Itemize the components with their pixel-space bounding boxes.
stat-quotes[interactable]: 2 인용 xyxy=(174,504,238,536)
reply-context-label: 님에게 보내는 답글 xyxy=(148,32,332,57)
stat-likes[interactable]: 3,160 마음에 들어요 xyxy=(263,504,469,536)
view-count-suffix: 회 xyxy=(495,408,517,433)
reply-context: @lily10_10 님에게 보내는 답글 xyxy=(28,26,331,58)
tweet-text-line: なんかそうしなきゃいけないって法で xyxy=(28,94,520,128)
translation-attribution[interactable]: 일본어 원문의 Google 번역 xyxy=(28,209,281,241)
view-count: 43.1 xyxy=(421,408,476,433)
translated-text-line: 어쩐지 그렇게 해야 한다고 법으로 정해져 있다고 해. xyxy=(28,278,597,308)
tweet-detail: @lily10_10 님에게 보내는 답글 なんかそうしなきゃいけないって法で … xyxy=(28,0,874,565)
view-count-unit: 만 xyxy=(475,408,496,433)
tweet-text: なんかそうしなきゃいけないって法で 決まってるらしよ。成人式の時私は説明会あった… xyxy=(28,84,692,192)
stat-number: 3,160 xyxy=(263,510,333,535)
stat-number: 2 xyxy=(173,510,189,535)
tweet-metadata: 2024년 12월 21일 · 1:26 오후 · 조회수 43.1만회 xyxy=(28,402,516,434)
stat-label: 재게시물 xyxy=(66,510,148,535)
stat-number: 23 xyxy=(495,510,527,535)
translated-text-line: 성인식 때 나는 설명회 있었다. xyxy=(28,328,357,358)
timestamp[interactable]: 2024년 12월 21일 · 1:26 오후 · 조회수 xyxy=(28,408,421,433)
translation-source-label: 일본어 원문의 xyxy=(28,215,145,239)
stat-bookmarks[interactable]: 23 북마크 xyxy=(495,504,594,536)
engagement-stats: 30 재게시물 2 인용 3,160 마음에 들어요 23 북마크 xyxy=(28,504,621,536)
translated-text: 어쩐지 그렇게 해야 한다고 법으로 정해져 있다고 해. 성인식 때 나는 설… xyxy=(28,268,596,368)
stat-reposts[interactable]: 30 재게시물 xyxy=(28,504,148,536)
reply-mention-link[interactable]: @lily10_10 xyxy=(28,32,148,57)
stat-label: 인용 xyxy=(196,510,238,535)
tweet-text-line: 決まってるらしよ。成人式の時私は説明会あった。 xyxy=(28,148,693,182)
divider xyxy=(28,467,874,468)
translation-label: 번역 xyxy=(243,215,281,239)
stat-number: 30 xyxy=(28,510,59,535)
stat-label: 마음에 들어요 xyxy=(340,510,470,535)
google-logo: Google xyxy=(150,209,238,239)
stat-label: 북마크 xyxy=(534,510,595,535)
+ + +
> Directions for this task:
Rewrite all the rows above, changing each "stat-label" to "stat-caption" and leaving everything else as it is.

> Final answer:
Itemize the components with their pixel-space bounding boxes.
stat-quotes[interactable]: 2 인용 xyxy=(174,504,238,536)
reply-context-label: 님에게 보내는 답글 xyxy=(148,32,332,57)
stat-likes[interactable]: 3,160 마음에 들어요 xyxy=(263,504,469,536)
view-count-suffix: 회 xyxy=(495,408,517,433)
reply-context: @lily10_10 님에게 보내는 답글 xyxy=(28,26,331,58)
tweet-text-line: なんかそうしなきゃいけないって法で xyxy=(28,94,520,128)
translation-attribution[interactable]: 일본어 원문의 Google 번역 xyxy=(28,209,281,241)
view-count: 43.1 xyxy=(421,408,476,433)
translated-text-line: 어쩐지 그렇게 해야 한다고 법으로 정해져 있다고 해. xyxy=(28,278,597,308)
tweet-detail: @lily10_10 님에게 보내는 답글 なんかそうしなきゃいけないって法で … xyxy=(28,0,874,565)
view-count-unit: 만 xyxy=(475,408,496,433)
tweet-text: なんかそうしなきゃいけないって法で 決まってるらしよ。成人式の時私は説明会あった… xyxy=(28,84,692,192)
stat-number: 3,160 xyxy=(263,510,333,535)
stat-number: 2 xyxy=(173,510,189,535)
tweet-metadata: 2024년 12월 21일 · 1:26 오후 · 조회수 43.1만회 xyxy=(28,402,516,434)
stat-caption: 재게시물 xyxy=(66,510,148,535)
stat-number: 23 xyxy=(495,510,527,535)
translated-text-line: 성인식 때 나는 설명회 있었다. xyxy=(28,328,357,358)
timestamp[interactable]: 2024년 12월 21일 · 1:26 오후 · 조회수 xyxy=(28,408,421,433)
translation-source-label: 일본어 원문의 xyxy=(28,215,145,239)
stat-bookmarks[interactable]: 23 북마크 xyxy=(495,504,594,536)
engagement-stats: 30 재게시물 2 인용 3,160 마음에 들어요 23 북마크 xyxy=(28,504,621,536)
translated-text: 어쩐지 그렇게 해야 한다고 법으로 정해져 있다고 해. 성인식 때 나는 설… xyxy=(28,268,596,368)
stat-reposts[interactable]: 30 재게시물 xyxy=(28,504,148,536)
reply-mention-link[interactable]: @lily10_10 xyxy=(28,32,148,57)
stat-caption: 인용 xyxy=(196,510,238,535)
tweet-text-line: 決まってるらしよ。成人式の時私は説明会あった。 xyxy=(28,148,693,182)
divider xyxy=(28,467,874,468)
translation-label: 번역 xyxy=(243,215,281,239)
stat-number: 30 xyxy=(28,510,59,535)
stat-caption: 마음에 들어요 xyxy=(340,510,470,535)
google-logo: Google xyxy=(150,209,238,239)
stat-caption: 북마크 xyxy=(534,510,595,535)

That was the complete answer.